Written task:
Output the records exactly as they appear, with no pictures included.
>> Begin
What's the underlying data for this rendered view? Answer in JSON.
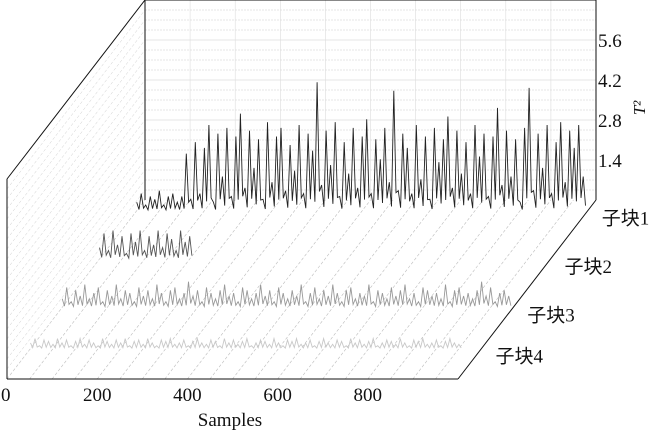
{
  "chart_data": {
    "type": "line",
    "subtype": "3d-waterfall",
    "xlabel": "Samples",
    "zlabel": "T²",
    "xlim": [
      0,
      1000
    ],
    "xticks": [
      "0",
      "200",
      "400",
      "600",
      "800"
    ],
    "zticks": [
      "1.4",
      "2.8",
      "4.2",
      "5.6"
    ],
    "zlim": [
      0,
      7
    ],
    "grid": true,
    "line_colors": [
      "#222222",
      "#555555",
      "#999999",
      "#c8c8c8"
    ],
    "series": [
      {
        "name": "子块1",
        "x_start": 0,
        "x_step": 10,
        "values": [
          0.3,
          0.6,
          0.2,
          0.5,
          0.4,
          0.7,
          0.2,
          0.5,
          0.6,
          0.3,
          0.5,
          2.0,
          0.4,
          2.4,
          0.6,
          2.2,
          3.0,
          0.3,
          2.7,
          1.2,
          2.9,
          0.5,
          2.6,
          3.4,
          0.8,
          2.8,
          1.5,
          2.5,
          0.4,
          3.1,
          1.0,
          2.6,
          2.9,
          0.7,
          2.3,
          1.4,
          3.0,
          0.6,
          2.7,
          2.1,
          4.5,
          0.9,
          2.8,
          1.6,
          3.1,
          0.5,
          2.4,
          1.3,
          2.9,
          0.8,
          2.6,
          3.2,
          0.6,
          2.5,
          1.8,
          2.9,
          1.0,
          4.2,
          0.7,
          2.7,
          2.2,
          0.6,
          3.0,
          1.1,
          2.6,
          0.4,
          2.9,
          1.7,
          2.5,
          3.3,
          0.8,
          2.8,
          1.3,
          2.4,
          0.6,
          3.0,
          1.9,
          2.7,
          0.5,
          2.6,
          3.6,
          0.9,
          2.8,
          1.2,
          2.5,
          0.3,
          2.9,
          4.3,
          0.7,
          2.7,
          1.5,
          3.0,
          0.6,
          2.4,
          3.1,
          1.0,
          2.8,
          2.2,
          3.0,
          1.2
        ]
      },
      {
        "name": "子块2",
        "x_start": 0,
        "x_step": 10,
        "values": [
          0.4,
          0.9,
          0.3,
          1.0,
          0.5,
          0.8,
          0.2,
          0.9,
          0.6,
          1.0,
          0.3,
          0.8,
          0.5,
          1.0,
          0.4,
          0.9,
          0.7,
          0.3,
          1.0,
          0.6,
          0.8
        ]
      },
      {
        "name": "子块3",
        "x_start": 0,
        "x_step": 10,
        "values": [
          0.3,
          0.7,
          0.2,
          0.6,
          0.4,
          0.8,
          0.3,
          0.5,
          0.7,
          0.2,
          0.6,
          0.4,
          0.8,
          0.3,
          0.6,
          0.5,
          0.2,
          0.7,
          0.4,
          0.6,
          0.3,
          0.8,
          0.5,
          0.2,
          0.6,
          0.7,
          0.3,
          0.5,
          0.9,
          0.4,
          0.6,
          0.2,
          0.7,
          0.5,
          0.3,
          0.6,
          0.8,
          0.4,
          0.5,
          0.2,
          0.7,
          0.6,
          0.3,
          0.5,
          0.8,
          0.4,
          0.6,
          0.2,
          0.7,
          0.5,
          0.3,
          0.6,
          0.4,
          0.8,
          0.2,
          0.5,
          0.7,
          0.3,
          0.6,
          0.4,
          0.8,
          0.5,
          0.2,
          0.6,
          0.7,
          0.3,
          0.5,
          0.4,
          0.8,
          0.2,
          0.6,
          0.5,
          0.3,
          0.7,
          0.4,
          0.6,
          0.8,
          0.3,
          0.5,
          0.2,
          0.7,
          0.6,
          0.4,
          0.5,
          0.3,
          0.8,
          0.2,
          0.6,
          0.7,
          0.4,
          0.5,
          0.3,
          0.6,
          0.9,
          0.4,
          0.7,
          0.2,
          0.5,
          0.6,
          0.4
        ]
      },
      {
        "name": "子块4",
        "x_start": 0,
        "x_step": 10,
        "values": [
          0.2,
          0.35,
          0.1,
          0.3,
          0.25,
          0.15,
          0.35,
          0.2,
          0.3,
          0.1,
          0.25,
          0.35,
          0.15,
          0.3,
          0.2,
          0.1,
          0.35,
          0.25,
          0.15,
          0.3,
          0.2,
          0.35,
          0.1,
          0.25,
          0.3,
          0.15,
          0.35,
          0.2,
          0.1,
          0.3,
          0.25,
          0.35,
          0.15,
          0.2,
          0.3,
          0.1,
          0.25,
          0.35,
          0.2,
          0.15,
          0.3,
          0.25,
          0.1,
          0.35,
          0.2,
          0.3,
          0.15,
          0.25,
          0.35,
          0.1,
          0.2,
          0.3,
          0.25,
          0.15,
          0.35,
          0.2,
          0.1,
          0.3,
          0.25,
          0.35,
          0.15,
          0.2,
          0.3,
          0.1,
          0.25,
          0.35,
          0.2,
          0.15,
          0.3,
          0.25,
          0.1,
          0.35,
          0.2,
          0.3,
          0.15,
          0.25,
          0.35,
          0.1,
          0.2,
          0.3,
          0.25,
          0.15,
          0.35,
          0.2,
          0.1,
          0.3,
          0.25,
          0.35,
          0.15,
          0.2,
          0.3,
          0.1,
          0.25,
          0.35,
          0.2,
          0.15
        ]
      }
    ]
  }
}
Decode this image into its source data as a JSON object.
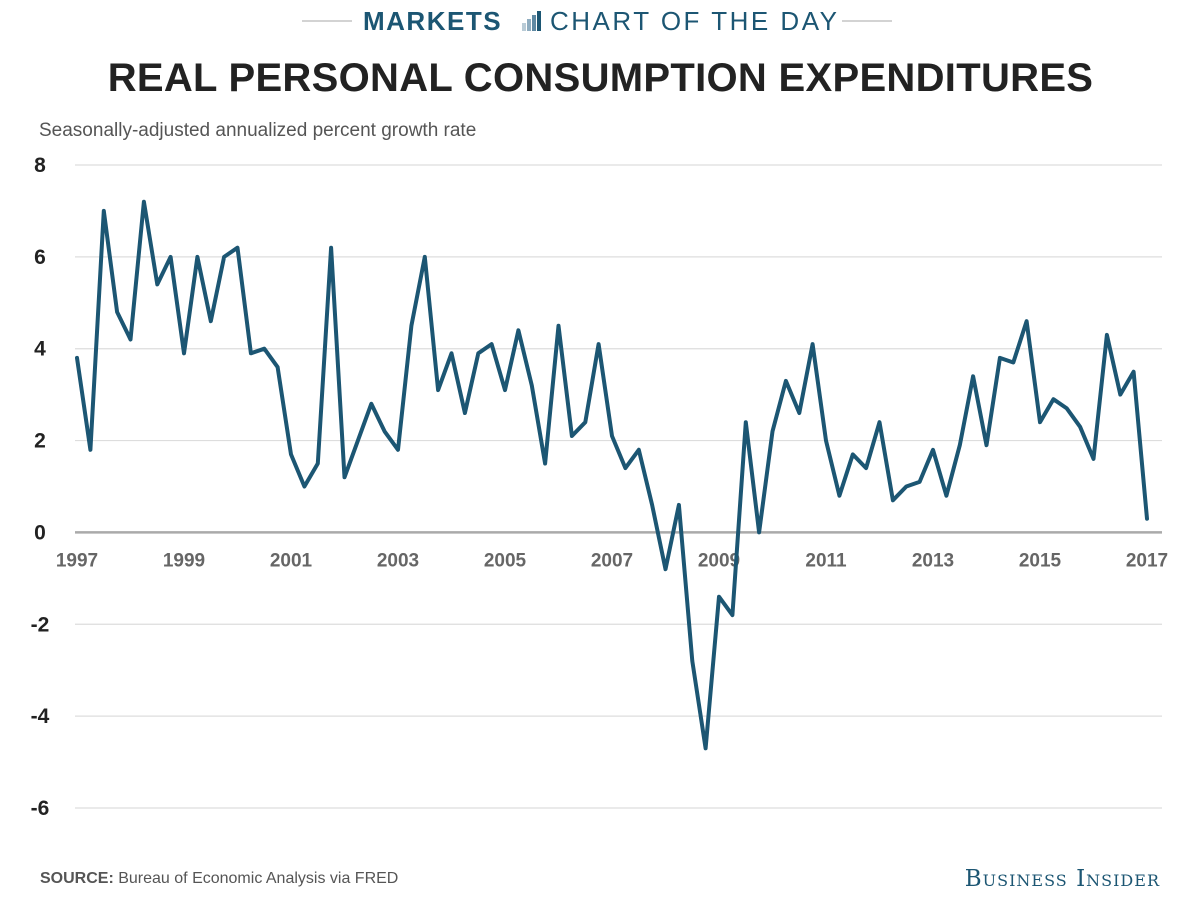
>> End
Task output:
What's the underlying data for this rendered view? Answer in JSON.
{
  "chart_data": {
    "type": "line",
    "subtype": "3d-waterfall",
    "xlabel": "Samples",
    "zlabel": "T²",
    "xlim": [
      0,
      1000
    ],
    "xticks": [
      "0",
      "200",
      "400",
      "600",
      "800"
    ],
    "zticks": [
      "1.4",
      "2.8",
      "4.2",
      "5.6"
    ],
    "zlim": [
      0,
      7
    ],
    "grid": true,
    "line_colors": [
      "#222222",
      "#555555",
      "#999999",
      "#c8c8c8"
    ],
    "series": [
      {
        "name": "子块1",
        "x_start": 0,
        "x_step": 10,
        "values": [
          0.3,
          0.6,
          0.2,
          0.5,
          0.4,
          0.7,
          0.2,
          0.5,
          0.6,
          0.3,
          0.5,
          2.0,
          0.4,
          2.4,
          0.6,
          2.2,
          3.0,
          0.3,
          2.7,
          1.2,
          2.9,
          0.5,
          2.6,
          3.4,
          0.8,
          2.8,
          1.5,
          2.5,
          0.4,
          3.1,
          1.0,
          2.6,
          2.9,
          0.7,
          2.3,
          1.4,
          3.0,
          0.6,
          2.7,
          2.1,
          4.5,
          0.9,
          2.8,
          1.6,
          3.1,
          0.5,
          2.4,
          1.3,
          2.9,
          0.8,
          2.6,
          3.2,
          0.6,
          2.5,
          1.8,
          2.9,
          1.0,
          4.2,
          0.7,
          2.7,
          2.2,
          0.6,
          3.0,
          1.1,
          2.6,
          0.4,
          2.9,
          1.7,
          2.5,
          3.3,
          0.8,
          2.8,
          1.3,
          2.4,
          0.6,
          3.0,
          1.9,
          2.7,
          0.5,
          2.6,
          3.6,
          0.9,
          2.8,
          1.2,
          2.5,
          0.3,
          2.9,
          4.3,
          0.7,
          2.7,
          1.5,
          3.0,
          0.6,
          2.4,
          3.1,
          1.0,
          2.8,
          2.2,
          3.0,
          1.2
        ]
      },
      {
        "name": "子块2",
        "x_start": 0,
        "x_step": 10,
        "values": [
          0.4,
          0.9,
          0.3,
          1.0,
          0.5,
          0.8,
          0.2,
          0.9,
          0.6,
          1.0,
          0.3,
          0.8,
          0.5,
          1.0,
          0.4,
          0.9,
          0.7,
          0.3,
          1.0,
          0.6,
          0.8
        ]
      },
      {
        "name": "子块3",
        "x_start": 0,
        "x_step": 10,
        "values": [
          0.3,
          0.7,
          0.2,
          0.6,
          0.4,
          0.8,
          0.3,
          0.5,
          0.7,
          0.2,
          0.6,
          0.4,
          0.8,
          0.3,
          0.6,
          0.5,
          0.2,
          0.7,
          0.4,
          0.6,
          0.3,
          0.8,
          0.5,
          0.2,
          0.6,
          0.7,
          0.3,
          0.5,
          0.9,
          0.4,
          0.6,
          0.2,
          0.7,
          0.5,
          0.3,
          0.6,
          0.8,
          0.4,
          0.5,
          0.2,
          0.7,
          0.6,
          0.3,
          0.5,
          0.8,
          0.4,
          0.6,
          0.2,
          0.7,
          0.5,
          0.3,
          0.6,
          0.4,
          0.8,
          0.2,
          0.5,
          0.7,
          0.3,
          0.6,
          0.4,
          0.8,
          0.5,
          0.2,
          0.6,
          0.7,
          0.3,
          0.5,
          0.4,
          0.8,
          0.2,
          0.6,
          0.5,
          0.3,
          0.7,
          0.4,
          0.6,
          0.8,
          0.3,
          0.5,
          0.2,
          0.7,
          0.6,
          0.4,
          0.5,
          0.3,
          0.8,
          0.2,
          0.6,
          0.7,
          0.4,
          0.5,
          0.3,
          0.6,
          0.9,
          0.4,
          0.7,
          0.2,
          0.5,
          0.6,
          0.4
        ]
      },
      {
        "name": "子块4",
        "x_start": 0,
        "x_step": 10,
        "values": [
          0.2,
          0.35,
          0.1,
          0.3,
          0.25,
          0.15,
          0.35,
          0.2,
          0.3,
          0.1,
          0.25,
          0.35,
          0.15,
          0.3,
          0.2,
          0.1,
          0.35,
          0.25,
          0.15,
          0.3,
          0.2,
          0.35,
          0.1,
          0.25,
          0.3,
          0.15,
          0.35,
          0.2,
          0.1,
          0.3,
          0.25,
          0.35,
          0.15,
          0.2,
          0.3,
          0.1,
          0.25,
          0.35,
          0.2,
          0.15,
          0.3,
          0.25,
          0.1,
          0.35,
          0.2,
          0.3,
          0.15,
          0.25,
          0.35,
          0.1,
          0.2,
          0.3,
          0.25,
          0.15,
          0.35,
          0.2,
          0.1,
          0.3,
          0.25,
          0.35,
          0.15,
          0.2,
          0.3,
          0.1,
          0.25,
          0.35,
          0.2,
          0.15,
          0.3,
          0.25,
          0.1,
          0.35,
          0.2,
          0.3,
          0.15,
          0.25,
          0.35,
          0.1,
          0.2,
          0.3,
          0.25,
          0.15,
          0.35,
          0.2,
          0.1,
          0.3,
          0.25,
          0.35,
          0.15,
          0.2,
          0.3,
          0.1,
          0.25,
          0.35,
          0.2,
          0.15
        ]
      }
    ]
  }
}
Decode this image into its source data as a JSON object.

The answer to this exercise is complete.